## BEGIN

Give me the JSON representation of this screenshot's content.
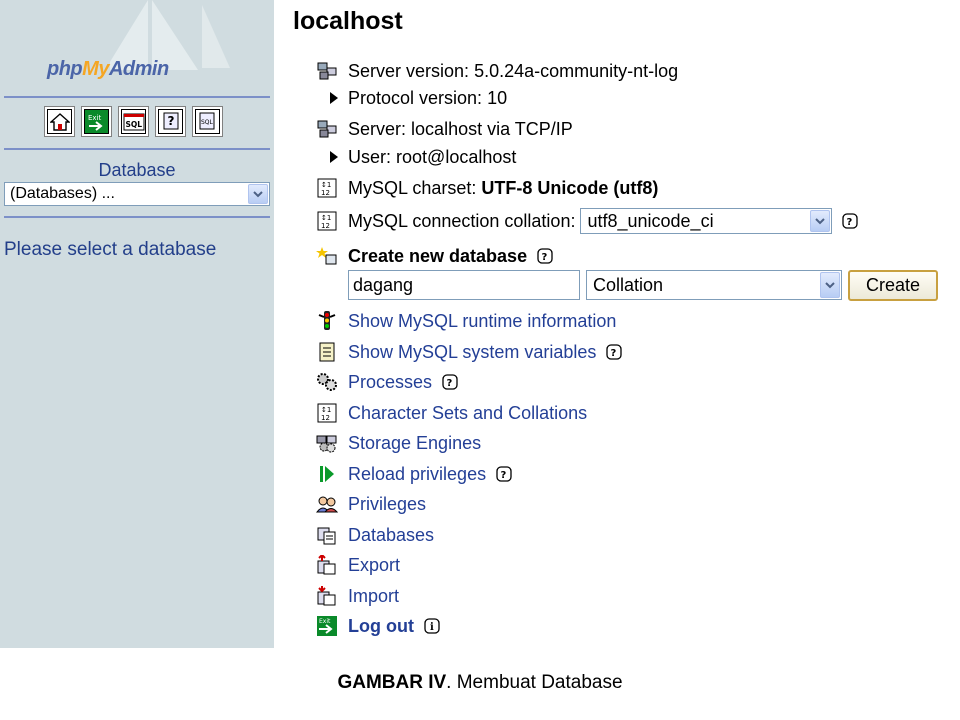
{
  "left_frame": {
    "logo": {
      "php": "php",
      "my": "My",
      "admin": "Admin"
    },
    "nav_icons": [
      "home-icon",
      "exit-icon",
      "sql-icon",
      "help-icon",
      "sql-query-icon"
    ],
    "database_label": "Database",
    "database_select_value": "(Databases) ...",
    "select_message": "Please select a database"
  },
  "main": {
    "title": "localhost",
    "server_version": {
      "label": "Server version: ",
      "value": "5.0.24a-community-nt-log"
    },
    "protocol_version": {
      "label": "Protocol version: ",
      "value": "10"
    },
    "server": {
      "label": "Server: ",
      "value": "localhost via TCP/IP"
    },
    "user": {
      "label": "User: ",
      "value": "root@localhost"
    },
    "charset": {
      "label": "MySQL charset: ",
      "value": "UTF-8 Unicode (utf8)"
    },
    "connection_collation": {
      "label": "MySQL connection collation: ",
      "value": "utf8_unicode_ci"
    },
    "create_db": {
      "heading": "Create new database",
      "name_value": "dagang",
      "collation_value": "Collation",
      "button_label": "Create"
    },
    "links": [
      {
        "label": "Show MySQL runtime information",
        "icon": "traffic-light-icon",
        "help": false
      },
      {
        "label": "Show MySQL system variables",
        "icon": "variables-icon",
        "help": true
      },
      {
        "label": "Processes",
        "icon": "processes-icon",
        "help": true
      },
      {
        "label": "Character Sets and Collations",
        "icon": "charset-icon",
        "help": false
      },
      {
        "label": "Storage Engines",
        "icon": "engines-icon",
        "help": false
      },
      {
        "label": "Reload privileges",
        "icon": "reload-icon",
        "help": true
      },
      {
        "label": "Privileges",
        "icon": "users-icon",
        "help": false
      },
      {
        "label": "Databases",
        "icon": "databases-icon",
        "help": false
      },
      {
        "label": "Export",
        "icon": "export-icon",
        "help": false
      },
      {
        "label": "Import",
        "icon": "import-icon",
        "help": false
      }
    ],
    "logout": {
      "label": "Log out",
      "icon": "exit-icon"
    }
  },
  "caption": {
    "bold": "GAMBAR IV",
    "rest": ". Membuat Database"
  },
  "colors": {
    "left_bg": "#d0dce0",
    "link": "#233f96",
    "left_text": "#233f8a"
  }
}
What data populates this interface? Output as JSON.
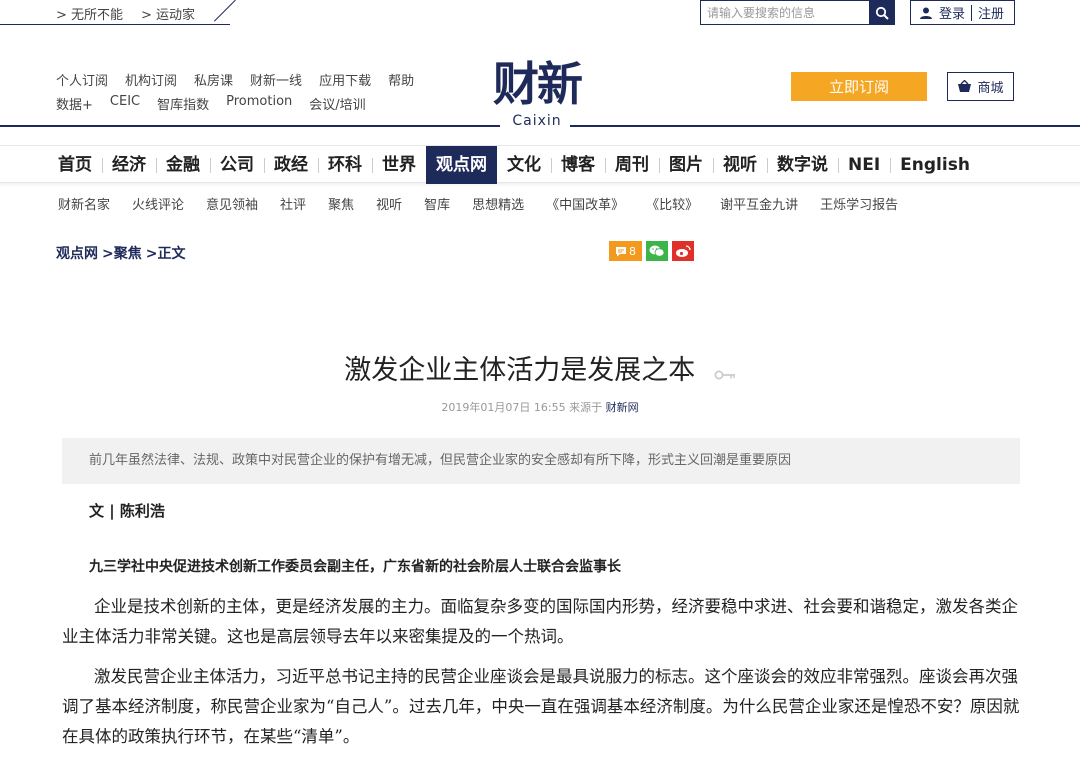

## END

Your goal
Repeat the data exactly, dropping every picture it holds.

Solution
Give me the JSON representation of this screenshot's content.
{
  "left_frame": {
    "logo": {
      "php": "php",
      "my": "My",
      "admin": "Admin"
    },
    "nav_icons": [
      "home-icon",
      "exit-icon",
      "sql-icon",
      "help-icon",
      "sql-query-icon"
    ],
    "database_label": "Database",
    "database_select_value": "(Databases) ...",
    "select_message": "Please select a database"
  },
  "main": {
    "title": "localhost",
    "server_version": {
      "label": "Server version: ",
      "value": "5.0.24a-community-nt-log"
    },
    "protocol_version": {
      "label": "Protocol version: ",
      "value": "10"
    },
    "server": {
      "label": "Server: ",
      "value": "localhost via TCP/IP"
    },
    "user": {
      "label": "User: ",
      "value": "root@localhost"
    },
    "charset": {
      "label": "MySQL charset: ",
      "value": "UTF-8 Unicode (utf8)"
    },
    "connection_collation": {
      "label": "MySQL connection collation: ",
      "value": "utf8_unicode_ci"
    },
    "create_db": {
      "heading": "Create new database",
      "name_value": "dagang",
      "collation_value": "Collation",
      "button_label": "Create"
    },
    "links": [
      {
        "label": "Show MySQL runtime information",
        "icon": "traffic-light-icon",
        "help": false
      },
      {
        "label": "Show MySQL system variables",
        "icon": "variables-icon",
        "help": true
      },
      {
        "label": "Processes",
        "icon": "processes-icon",
        "help": true
      },
      {
        "label": "Character Sets and Collations",
        "icon": "charset-icon",
        "help": false
      },
      {
        "label": "Storage Engines",
        "icon": "engines-icon",
        "help": false
      },
      {
        "label": "Reload privileges",
        "icon": "reload-icon",
        "help": true
      },
      {
        "label": "Privileges",
        "icon": "users-icon",
        "help": false
      },
      {
        "label": "Databases",
        "icon": "databases-icon",
        "help": false
      },
      {
        "label": "Export",
        "icon": "export-icon",
        "help": false
      },
      {
        "label": "Import",
        "icon": "import-icon",
        "help": false
      }
    ],
    "logout": {
      "label": "Log out",
      "icon": "exit-icon"
    }
  },
  "caption": {
    "bold": "GAMBAR IV",
    "rest": ". Membuat Database"
  },
  "colors": {
    "left_bg": "#d0dce0",
    "link": "#233f96",
    "left_text": "#233f8a"
  }
}
What data populates this interface? Output as JSON.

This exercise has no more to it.